— START —
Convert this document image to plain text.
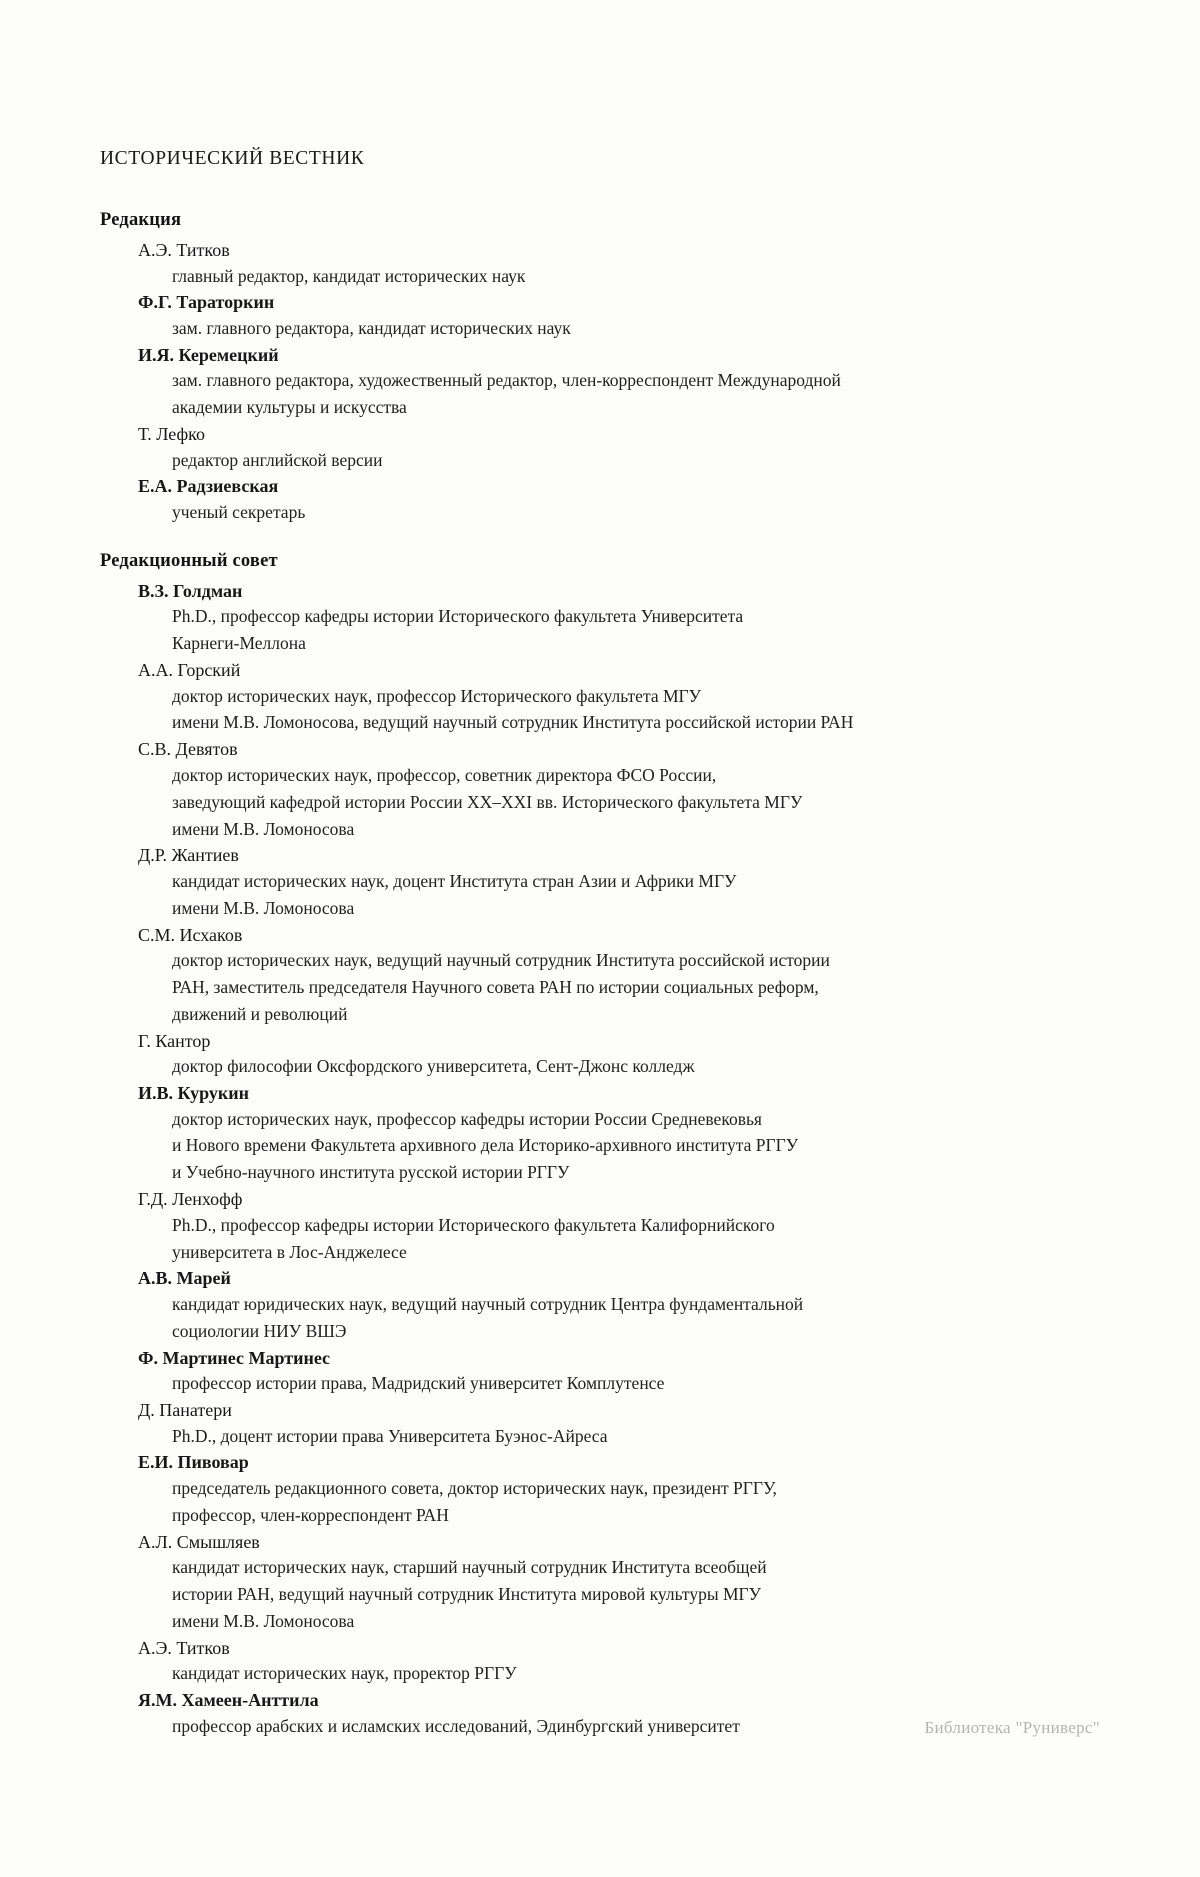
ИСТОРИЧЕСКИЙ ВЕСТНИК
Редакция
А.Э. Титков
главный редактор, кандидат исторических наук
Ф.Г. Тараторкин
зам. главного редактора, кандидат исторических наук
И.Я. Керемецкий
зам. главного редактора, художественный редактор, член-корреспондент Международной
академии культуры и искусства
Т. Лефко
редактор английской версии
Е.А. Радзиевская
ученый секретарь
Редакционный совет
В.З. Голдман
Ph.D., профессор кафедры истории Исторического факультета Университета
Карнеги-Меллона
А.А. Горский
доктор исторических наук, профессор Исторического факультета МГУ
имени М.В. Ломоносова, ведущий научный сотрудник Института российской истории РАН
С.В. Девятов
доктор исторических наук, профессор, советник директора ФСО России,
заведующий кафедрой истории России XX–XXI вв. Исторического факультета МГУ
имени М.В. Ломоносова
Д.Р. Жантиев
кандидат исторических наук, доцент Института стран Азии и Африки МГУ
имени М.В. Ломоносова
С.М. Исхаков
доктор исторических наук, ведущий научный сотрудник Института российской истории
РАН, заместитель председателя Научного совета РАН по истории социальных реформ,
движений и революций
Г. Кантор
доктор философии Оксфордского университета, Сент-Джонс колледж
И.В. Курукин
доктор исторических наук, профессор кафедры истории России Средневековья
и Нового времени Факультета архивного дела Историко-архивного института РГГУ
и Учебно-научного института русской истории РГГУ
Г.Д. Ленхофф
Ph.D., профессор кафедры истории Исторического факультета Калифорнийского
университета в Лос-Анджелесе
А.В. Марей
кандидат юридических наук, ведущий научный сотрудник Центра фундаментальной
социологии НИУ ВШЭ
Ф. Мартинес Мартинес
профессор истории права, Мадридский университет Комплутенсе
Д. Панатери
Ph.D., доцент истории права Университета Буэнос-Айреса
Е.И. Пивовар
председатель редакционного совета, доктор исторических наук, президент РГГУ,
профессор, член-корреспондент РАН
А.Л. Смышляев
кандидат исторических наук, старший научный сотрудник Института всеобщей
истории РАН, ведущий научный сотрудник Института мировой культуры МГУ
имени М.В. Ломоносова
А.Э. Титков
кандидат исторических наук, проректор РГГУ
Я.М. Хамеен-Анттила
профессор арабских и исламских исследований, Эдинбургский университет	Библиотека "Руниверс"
— END —
SHORT EXERCISE:
The pictures should not be reproduced; quote all of the other material exactly.

FINISHED ANSWER:
Convert this document image to plain text.
ИСТОРИЧЕСКИЙ ВЕСТНИК
Редакция
А.Э. Титков
главный редактор, кандидат исторических наук
Ф.Г. Тараторкин
зам. главного редактора, кандидат исторических наук
И.Я. Керемецкий
зам. главного редактора, художественный редактор, член-корреспондент Международной
академии культуры и искусства
Т. Лефко
редактор английской версии
Е.А. Радзиевская
ученый секретарь
Редакционный совет
В.З. Голдман
Ph.D., профессор кафедры истории Исторического факультета Университета
Карнеги-Меллона
А.А. Горский
доктор исторических наук, профессор Исторического факультета МГУ
имени М.В. Ломоносова, ведущий научный сотрудник Института российской истории РАН
С.В. Девятов
доктор исторических наук, профессор, советник директора ФСО России,
заведующий кафедрой истории России XX–XXI вв. Исторического факультета МГУ
имени М.В. Ломоносова
Д.Р. Жантиев
кандидат исторических наук, доцент Института стран Азии и Африки МГУ
имени М.В. Ломоносова
С.М. Исхаков
доктор исторических наук, ведущий научный сотрудник Института российской истории
РАН, заместитель председателя Научного совета РАН по истории социальных реформ,
движений и революций
Г. Кантор
доктор философии Оксфордского университета, Сент-Джонс колледж
И.В. Курукин
доктор исторических наук, профессор кафедры истории России Средневековья
и Нового времени Факультета архивного дела Историко-архивного института РГГУ
и Учебно-научного института русской истории РГГУ
Г.Д. Ленхофф
Ph.D., профессор кафедры истории Исторического факультета Калифорнийского
университета в Лос-Анджелесе
А.В. Марей
кандидат юридических наук, ведущий научный сотрудник Центра фундаментальной
социологии НИУ ВШЭ
Ф. Мартинес Мартинес
профессор истории права, Мадридский университет Комплутенсе
Д. Панатери
Ph.D., доцент истории права Университета Буэнос-Айреса
Е.И. Пивовар
председатель редакционного совета, доктор исторических наук, президент РГГУ,
профессор, член-корреспондент РАН
А.Л. Смышляев
кандидат исторических наук, старший научный сотрудник Института всеобщей
истории РАН, ведущий научный сотрудник Института мировой культуры МГУ
имени М.В. Ломоносова
А.Э. Титков
кандидат исторических наук, проректор РГГУ
Я.М. Хамеен-Анттила
профессор арабских и исламских исследований, Эдинбургский университет	Библиотека "Руниверс"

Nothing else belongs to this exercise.